- [To do] Copy out all of the data exactly as it appears.

- [Data shown]
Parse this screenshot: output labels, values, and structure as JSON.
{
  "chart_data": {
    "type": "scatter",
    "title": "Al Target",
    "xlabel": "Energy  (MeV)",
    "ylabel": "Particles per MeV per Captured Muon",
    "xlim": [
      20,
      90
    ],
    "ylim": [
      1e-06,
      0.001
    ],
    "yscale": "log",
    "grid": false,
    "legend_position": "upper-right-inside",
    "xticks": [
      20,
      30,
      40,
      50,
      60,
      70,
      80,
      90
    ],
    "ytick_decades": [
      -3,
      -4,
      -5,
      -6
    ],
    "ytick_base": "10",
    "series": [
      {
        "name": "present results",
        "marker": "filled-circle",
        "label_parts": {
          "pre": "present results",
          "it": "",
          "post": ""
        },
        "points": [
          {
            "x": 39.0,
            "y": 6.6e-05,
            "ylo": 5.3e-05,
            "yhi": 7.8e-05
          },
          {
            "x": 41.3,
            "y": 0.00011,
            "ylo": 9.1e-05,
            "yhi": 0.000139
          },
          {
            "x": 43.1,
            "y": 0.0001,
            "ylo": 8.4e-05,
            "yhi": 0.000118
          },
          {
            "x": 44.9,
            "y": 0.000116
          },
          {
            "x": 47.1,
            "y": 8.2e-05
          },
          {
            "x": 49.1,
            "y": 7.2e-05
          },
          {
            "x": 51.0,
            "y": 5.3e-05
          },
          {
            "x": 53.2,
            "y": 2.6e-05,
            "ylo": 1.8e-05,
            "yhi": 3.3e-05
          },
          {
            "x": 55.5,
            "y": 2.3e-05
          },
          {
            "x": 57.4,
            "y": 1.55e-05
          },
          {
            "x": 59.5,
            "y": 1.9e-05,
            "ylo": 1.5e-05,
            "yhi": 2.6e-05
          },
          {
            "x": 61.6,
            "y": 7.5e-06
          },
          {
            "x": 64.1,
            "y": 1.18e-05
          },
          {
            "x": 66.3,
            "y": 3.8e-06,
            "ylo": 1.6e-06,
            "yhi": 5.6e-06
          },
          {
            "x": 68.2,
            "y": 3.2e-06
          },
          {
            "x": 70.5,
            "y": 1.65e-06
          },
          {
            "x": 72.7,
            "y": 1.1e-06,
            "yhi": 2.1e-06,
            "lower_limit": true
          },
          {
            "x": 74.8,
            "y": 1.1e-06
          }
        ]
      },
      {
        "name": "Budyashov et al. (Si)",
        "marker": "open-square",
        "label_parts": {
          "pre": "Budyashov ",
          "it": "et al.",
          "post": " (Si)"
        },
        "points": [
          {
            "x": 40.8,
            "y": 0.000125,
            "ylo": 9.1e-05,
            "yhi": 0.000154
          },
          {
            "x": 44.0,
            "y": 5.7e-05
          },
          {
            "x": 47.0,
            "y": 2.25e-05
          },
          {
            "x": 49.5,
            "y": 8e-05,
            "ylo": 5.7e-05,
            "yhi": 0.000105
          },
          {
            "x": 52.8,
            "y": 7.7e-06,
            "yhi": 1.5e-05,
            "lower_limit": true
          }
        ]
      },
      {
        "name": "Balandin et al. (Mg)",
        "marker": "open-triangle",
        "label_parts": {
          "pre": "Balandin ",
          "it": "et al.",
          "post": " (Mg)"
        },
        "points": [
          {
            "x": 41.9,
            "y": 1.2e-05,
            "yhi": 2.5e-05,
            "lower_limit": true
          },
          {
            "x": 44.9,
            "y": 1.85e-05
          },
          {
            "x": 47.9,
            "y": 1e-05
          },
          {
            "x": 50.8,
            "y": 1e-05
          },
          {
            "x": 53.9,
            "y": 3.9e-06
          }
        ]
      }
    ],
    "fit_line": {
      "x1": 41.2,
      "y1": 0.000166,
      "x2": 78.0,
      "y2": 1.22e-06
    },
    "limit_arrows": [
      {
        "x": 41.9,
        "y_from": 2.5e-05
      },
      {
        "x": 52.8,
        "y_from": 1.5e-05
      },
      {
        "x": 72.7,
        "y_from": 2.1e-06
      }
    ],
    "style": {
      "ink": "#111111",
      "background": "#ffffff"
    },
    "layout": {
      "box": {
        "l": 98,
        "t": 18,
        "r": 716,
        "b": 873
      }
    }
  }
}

- [Solved problem]
Parse this screenshot: output labels, values, and structure as JSON.
{
  "chart_data": {
    "type": "scatter",
    "title": "Al Target",
    "xlabel": "Energy  (MeV)",
    "ylabel": "Particles per MeV per Captured Muon",
    "xlim": [
      20,
      90
    ],
    "ylim": [
      1e-06,
      0.001
    ],
    "yscale": "log",
    "grid": false,
    "legend_position": "upper-right-inside",
    "xticks": [
      20,
      30,
      40,
      50,
      60,
      70,
      80,
      90
    ],
    "ytick_decades": [
      -3,
      -4,
      -5,
      -6
    ],
    "ytick_base": "10",
    "series": [
      {
        "name": "present results",
        "marker": "filled-circle",
        "label_parts": {
          "pre": "present results",
          "it": "",
          "post": ""
        },
        "points": [
          {
            "x": 39.0,
            "y": 6.6e-05,
            "ylo": 5.3e-05,
            "yhi": 7.8e-05
          },
          {
            "x": 41.3,
            "y": 0.00011,
            "ylo": 9.1e-05,
            "yhi": 0.000139
          },
          {
            "x": 43.1,
            "y": 0.0001,
            "ylo": 8.4e-05,
            "yhi": 0.000118
          },
          {
            "x": 44.9,
            "y": 0.000116
          },
          {
            "x": 47.1,
            "y": 8.2e-05
          },
          {
            "x": 49.1,
            "y": 7.2e-05
          },
          {
            "x": 51.0,
            "y": 5.3e-05
          },
          {
            "x": 53.2,
            "y": 2.6e-05,
            "ylo": 1.8e-05,
            "yhi": 3.3e-05
          },
          {
            "x": 55.5,
            "y": 2.3e-05
          },
          {
            "x": 57.4,
            "y": 1.55e-05
          },
          {
            "x": 59.5,
            "y": 1.9e-05,
            "ylo": 1.5e-05,
            "yhi": 2.6e-05
          },
          {
            "x": 61.6,
            "y": 7.5e-06
          },
          {
            "x": 64.1,
            "y": 1.18e-05
          },
          {
            "x": 66.3,
            "y": 3.8e-06,
            "ylo": 1.6e-06,
            "yhi": 5.6e-06
          },
          {
            "x": 68.2,
            "y": 3.2e-06
          },
          {
            "x": 70.5,
            "y": 1.65e-06
          },
          {
            "x": 72.7,
            "y": 1.1e-06,
            "yhi": 2.1e-06,
            "lower_limit": true
          },
          {
            "x": 74.8,
            "y": 1.1e-06
          }
        ]
      },
      {
        "name": "Budyashov et al. (Si)",
        "marker": "open-square",
        "label_parts": {
          "pre": "Budyashov ",
          "it": "et al.",
          "post": " (Si)"
        },
        "points": [
          {
            "x": 40.8,
            "y": 0.000125,
            "ylo": 9.1e-05,
            "yhi": 0.000154
          },
          {
            "x": 44.0,
            "y": 5.7e-05
          },
          {
            "x": 47.0,
            "y": 2.25e-05
          },
          {
            "x": 49.5,
            "y": 8e-05,
            "ylo": 5.7e-05,
            "yhi": 0.000105
          },
          {
            "x": 52.8,
            "y": 7.7e-06,
            "yhi": 1.5e-05,
            "lower_limit": true
          }
        ]
      },
      {
        "name": "Balandin et al. (Mg)",
        "marker": "open-triangle",
        "label_parts": {
          "pre": "Balandin ",
          "it": "et al.",
          "post": " (Mg)"
        },
        "points": [
          {
            "x": 41.9,
            "y": 1.2e-05,
            "yhi": 2.5e-05,
            "lower_limit": true
          },
          {
            "x": 44.9,
            "y": 1.85e-05
          },
          {
            "x": 47.9,
            "y": 1e-05
          },
          {
            "x": 50.8,
            "y": 1e-05
          },
          {
            "x": 53.9,
            "y": 3.9e-06
          }
        ]
      }
    ],
    "fit_line": {
      "x1": 41.2,
      "y1": 0.000166,
      "x2": 78.0,
      "y2": 1.22e-06
    },
    "limit_arrows": [
      {
        "x": 41.9,
        "y_from": 2.5e-05
      },
      {
        "x": 52.8,
        "y_from": 1.5e-05
      },
      {
        "x": 72.7,
        "y_from": 2.1e-06
      }
    ],
    "style": {
      "ink": "#111111",
      "background": "#ffffff"
    },
    "layout": {
      "box": {
        "l": 98,
        "t": 18,
        "r": 716,
        "b": 873
      }
    }
  }
}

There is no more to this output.